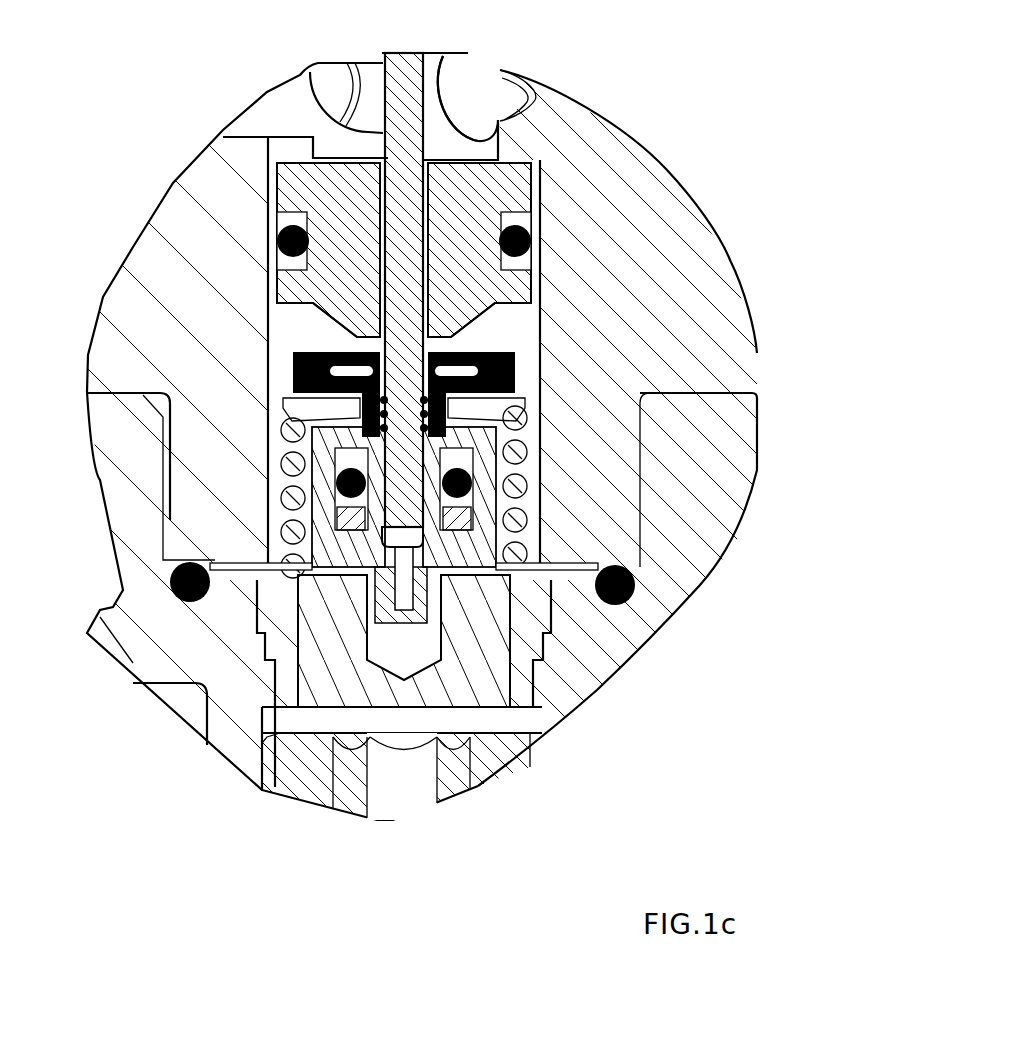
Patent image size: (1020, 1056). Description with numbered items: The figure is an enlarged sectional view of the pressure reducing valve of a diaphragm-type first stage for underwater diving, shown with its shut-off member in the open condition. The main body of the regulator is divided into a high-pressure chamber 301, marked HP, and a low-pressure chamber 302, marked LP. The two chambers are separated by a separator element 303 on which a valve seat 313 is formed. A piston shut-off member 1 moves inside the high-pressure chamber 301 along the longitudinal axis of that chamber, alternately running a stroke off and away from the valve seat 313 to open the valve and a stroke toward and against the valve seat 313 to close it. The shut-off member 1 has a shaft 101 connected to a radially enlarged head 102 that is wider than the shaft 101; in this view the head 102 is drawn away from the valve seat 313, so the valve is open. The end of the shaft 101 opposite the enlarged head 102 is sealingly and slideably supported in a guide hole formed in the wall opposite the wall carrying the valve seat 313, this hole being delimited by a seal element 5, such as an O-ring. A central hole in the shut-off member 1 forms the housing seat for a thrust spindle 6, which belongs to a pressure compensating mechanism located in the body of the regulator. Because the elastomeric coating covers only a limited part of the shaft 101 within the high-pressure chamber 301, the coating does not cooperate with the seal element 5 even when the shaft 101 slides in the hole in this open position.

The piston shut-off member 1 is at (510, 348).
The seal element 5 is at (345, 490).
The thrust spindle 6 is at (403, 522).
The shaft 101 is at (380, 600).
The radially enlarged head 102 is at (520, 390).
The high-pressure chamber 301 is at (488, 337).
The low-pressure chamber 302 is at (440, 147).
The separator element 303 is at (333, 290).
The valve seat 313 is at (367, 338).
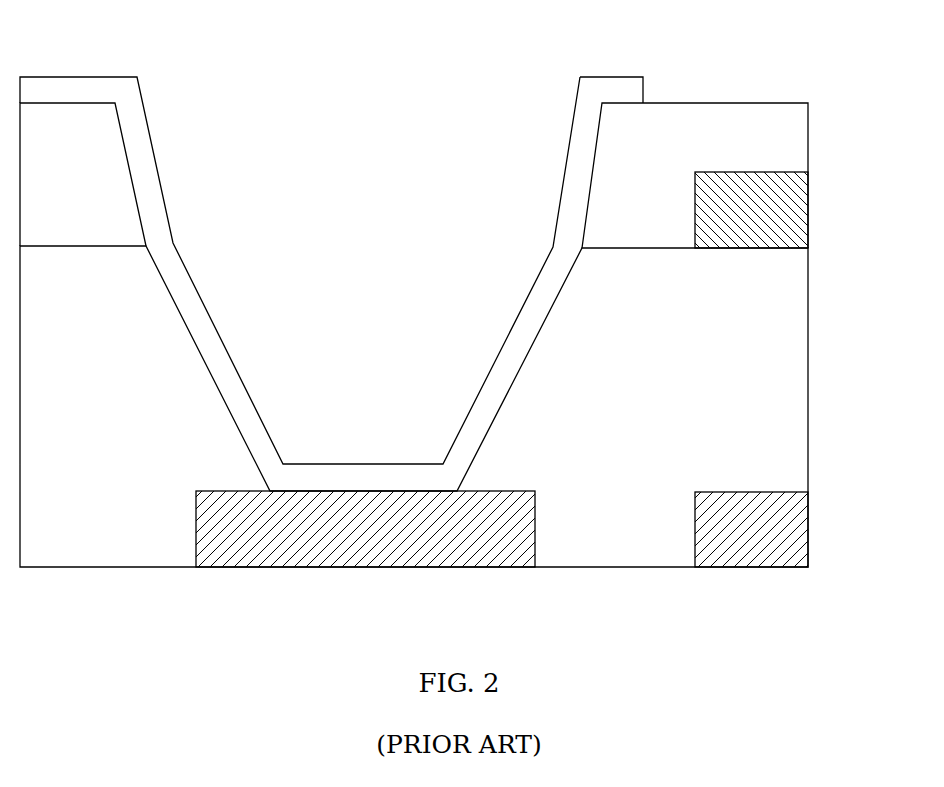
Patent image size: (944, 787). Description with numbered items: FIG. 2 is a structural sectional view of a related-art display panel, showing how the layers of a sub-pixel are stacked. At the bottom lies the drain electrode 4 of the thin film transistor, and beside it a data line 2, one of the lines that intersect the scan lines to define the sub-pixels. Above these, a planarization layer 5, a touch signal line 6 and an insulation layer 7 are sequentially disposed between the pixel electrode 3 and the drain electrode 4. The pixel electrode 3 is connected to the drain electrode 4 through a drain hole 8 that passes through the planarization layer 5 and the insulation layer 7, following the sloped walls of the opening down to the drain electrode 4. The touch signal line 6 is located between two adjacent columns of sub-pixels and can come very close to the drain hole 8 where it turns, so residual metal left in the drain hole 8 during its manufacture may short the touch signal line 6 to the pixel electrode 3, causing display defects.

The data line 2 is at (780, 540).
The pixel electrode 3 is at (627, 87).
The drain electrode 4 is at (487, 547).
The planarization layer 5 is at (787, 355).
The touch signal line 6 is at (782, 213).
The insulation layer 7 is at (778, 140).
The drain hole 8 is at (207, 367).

++++++++++

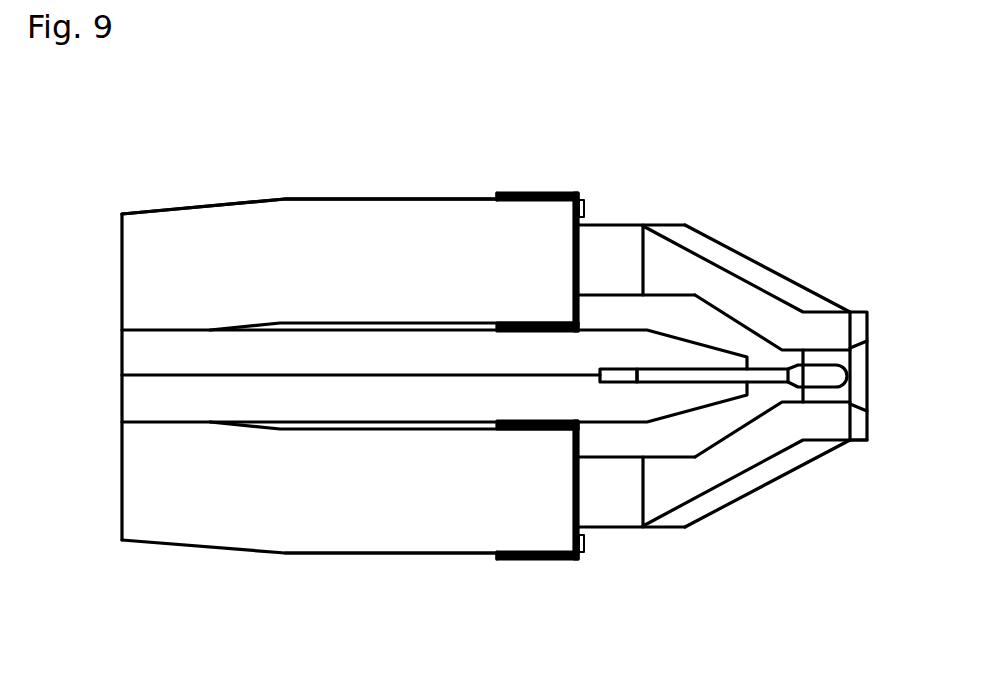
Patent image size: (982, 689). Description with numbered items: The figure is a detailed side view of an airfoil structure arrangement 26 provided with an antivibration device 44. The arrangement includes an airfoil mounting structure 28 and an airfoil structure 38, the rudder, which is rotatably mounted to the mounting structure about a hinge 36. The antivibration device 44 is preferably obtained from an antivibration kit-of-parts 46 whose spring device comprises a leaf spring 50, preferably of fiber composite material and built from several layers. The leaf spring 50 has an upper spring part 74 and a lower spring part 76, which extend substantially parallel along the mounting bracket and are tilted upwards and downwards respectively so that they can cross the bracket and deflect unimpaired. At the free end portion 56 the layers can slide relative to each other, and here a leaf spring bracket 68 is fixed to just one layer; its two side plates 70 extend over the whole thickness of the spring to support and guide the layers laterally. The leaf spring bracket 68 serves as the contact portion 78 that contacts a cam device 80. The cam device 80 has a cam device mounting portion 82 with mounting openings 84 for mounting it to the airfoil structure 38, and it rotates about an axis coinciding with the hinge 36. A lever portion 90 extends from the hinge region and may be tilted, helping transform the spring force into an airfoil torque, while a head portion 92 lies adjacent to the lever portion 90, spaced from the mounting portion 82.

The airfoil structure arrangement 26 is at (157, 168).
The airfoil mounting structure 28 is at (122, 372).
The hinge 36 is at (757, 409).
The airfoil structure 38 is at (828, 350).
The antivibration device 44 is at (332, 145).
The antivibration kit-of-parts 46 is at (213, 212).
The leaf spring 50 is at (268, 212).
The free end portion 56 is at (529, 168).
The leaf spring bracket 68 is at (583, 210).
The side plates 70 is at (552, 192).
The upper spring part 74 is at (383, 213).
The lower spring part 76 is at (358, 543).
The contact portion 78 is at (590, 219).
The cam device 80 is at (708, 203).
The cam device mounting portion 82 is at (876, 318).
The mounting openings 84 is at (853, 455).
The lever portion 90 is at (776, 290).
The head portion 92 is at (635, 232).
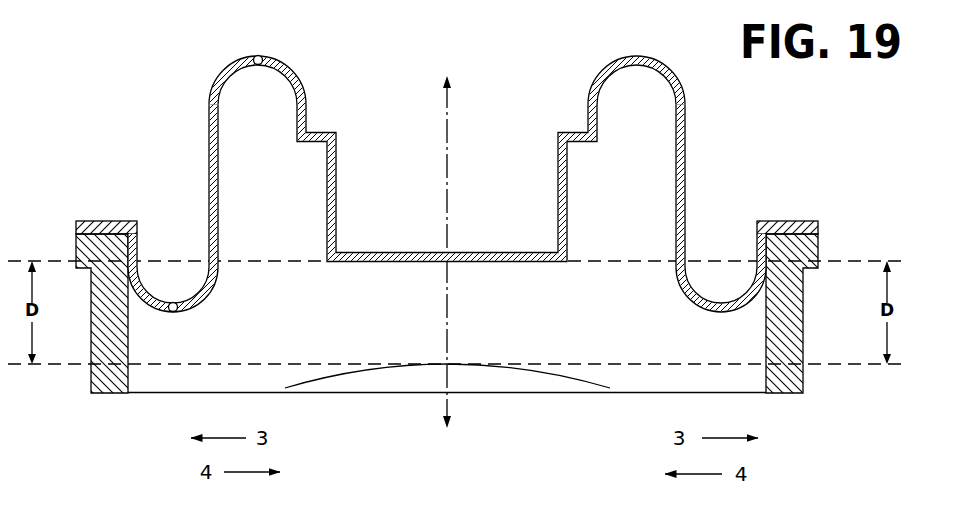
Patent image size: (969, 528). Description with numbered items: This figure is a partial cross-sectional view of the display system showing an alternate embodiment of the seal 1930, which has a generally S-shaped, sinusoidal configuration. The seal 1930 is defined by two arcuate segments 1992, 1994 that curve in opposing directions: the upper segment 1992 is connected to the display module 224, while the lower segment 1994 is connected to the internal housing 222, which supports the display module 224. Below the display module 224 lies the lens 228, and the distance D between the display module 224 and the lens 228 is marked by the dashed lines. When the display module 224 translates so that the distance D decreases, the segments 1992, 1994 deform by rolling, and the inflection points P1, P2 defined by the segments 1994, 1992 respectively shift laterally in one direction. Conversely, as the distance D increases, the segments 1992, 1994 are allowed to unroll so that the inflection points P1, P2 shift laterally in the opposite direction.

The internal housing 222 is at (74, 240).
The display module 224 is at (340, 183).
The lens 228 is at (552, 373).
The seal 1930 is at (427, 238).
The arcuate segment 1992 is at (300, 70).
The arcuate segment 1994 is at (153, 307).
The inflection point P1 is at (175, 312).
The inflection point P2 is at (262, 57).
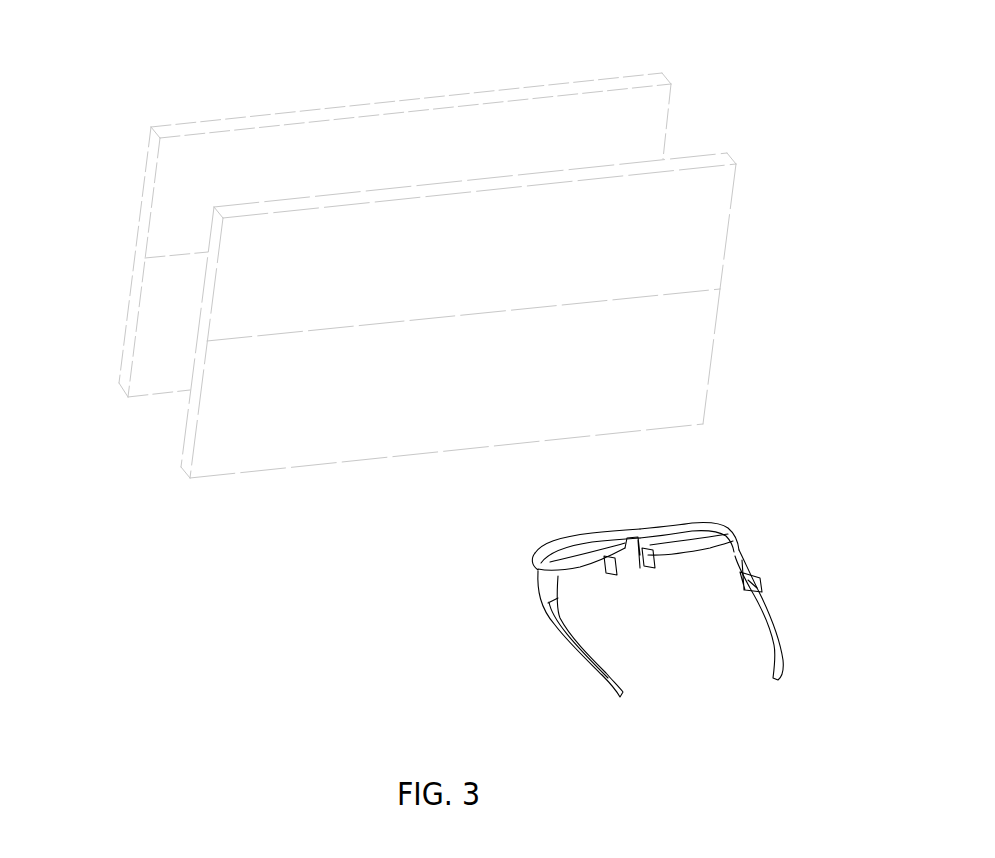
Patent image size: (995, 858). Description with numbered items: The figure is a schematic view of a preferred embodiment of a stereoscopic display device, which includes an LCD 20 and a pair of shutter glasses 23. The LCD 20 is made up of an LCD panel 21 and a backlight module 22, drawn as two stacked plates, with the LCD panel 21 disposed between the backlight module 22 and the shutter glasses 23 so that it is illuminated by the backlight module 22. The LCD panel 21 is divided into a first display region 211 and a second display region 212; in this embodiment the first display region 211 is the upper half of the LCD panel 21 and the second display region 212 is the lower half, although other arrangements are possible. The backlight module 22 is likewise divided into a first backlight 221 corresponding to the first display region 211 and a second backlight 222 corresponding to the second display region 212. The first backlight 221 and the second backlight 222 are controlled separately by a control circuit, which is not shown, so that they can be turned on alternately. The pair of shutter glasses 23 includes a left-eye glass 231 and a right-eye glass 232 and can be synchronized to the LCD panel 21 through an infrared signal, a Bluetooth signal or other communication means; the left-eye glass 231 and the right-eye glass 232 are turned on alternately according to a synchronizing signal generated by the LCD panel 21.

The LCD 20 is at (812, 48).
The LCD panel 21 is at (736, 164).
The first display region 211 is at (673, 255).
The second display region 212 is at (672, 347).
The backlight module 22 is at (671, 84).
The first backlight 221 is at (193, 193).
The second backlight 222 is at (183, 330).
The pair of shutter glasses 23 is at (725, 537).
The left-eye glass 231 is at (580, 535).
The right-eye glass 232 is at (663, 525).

++++++++++

Exercise goal: Rewrite the records starting at the line that contains "Patent image size: (969, 528)." and ending at the line that contains "The inflection point P2 is at (262, 57).", replacing "cross-sectional view" with "sectional view" and keeping everything else the same.

Exercise answer:
Patent image size: (969, 528). Description with numbered items: This figure is a partial sectional view of the display system showing an alternate embodiment of the seal 1930, which has a generally S-shaped, sinusoidal configuration. The seal 1930 is defined by two arcuate segments 1992, 1994 that curve in opposing directions: the upper segment 1992 is connected to the display module 224, while the lower segment 1994 is connected to the internal housing 222, which supports the display module 224. Below the display module 224 lies the lens 228, and the distance D between the display module 224 and the lens 228 is marked by the dashed lines. When the display module 224 translates so that the distance D decreases, the segments 1992, 1994 deform by rolling, and the inflection points P1, P2 defined by the segments 1994, 1992 respectively shift laterally in one direction. Conversely, as the distance D increases, the segments 1992, 1994 are allowed to unroll so that the inflection points P1, P2 shift laterally in the opposite direction.

The internal housing 222 is at (74, 240).
The display module 224 is at (340, 183).
The lens 228 is at (552, 373).
The seal 1930 is at (427, 238).
The arcuate segment 1992 is at (300, 70).
The arcuate segment 1994 is at (153, 307).
The inflection point P1 is at (175, 312).
The inflection point P2 is at (262, 57).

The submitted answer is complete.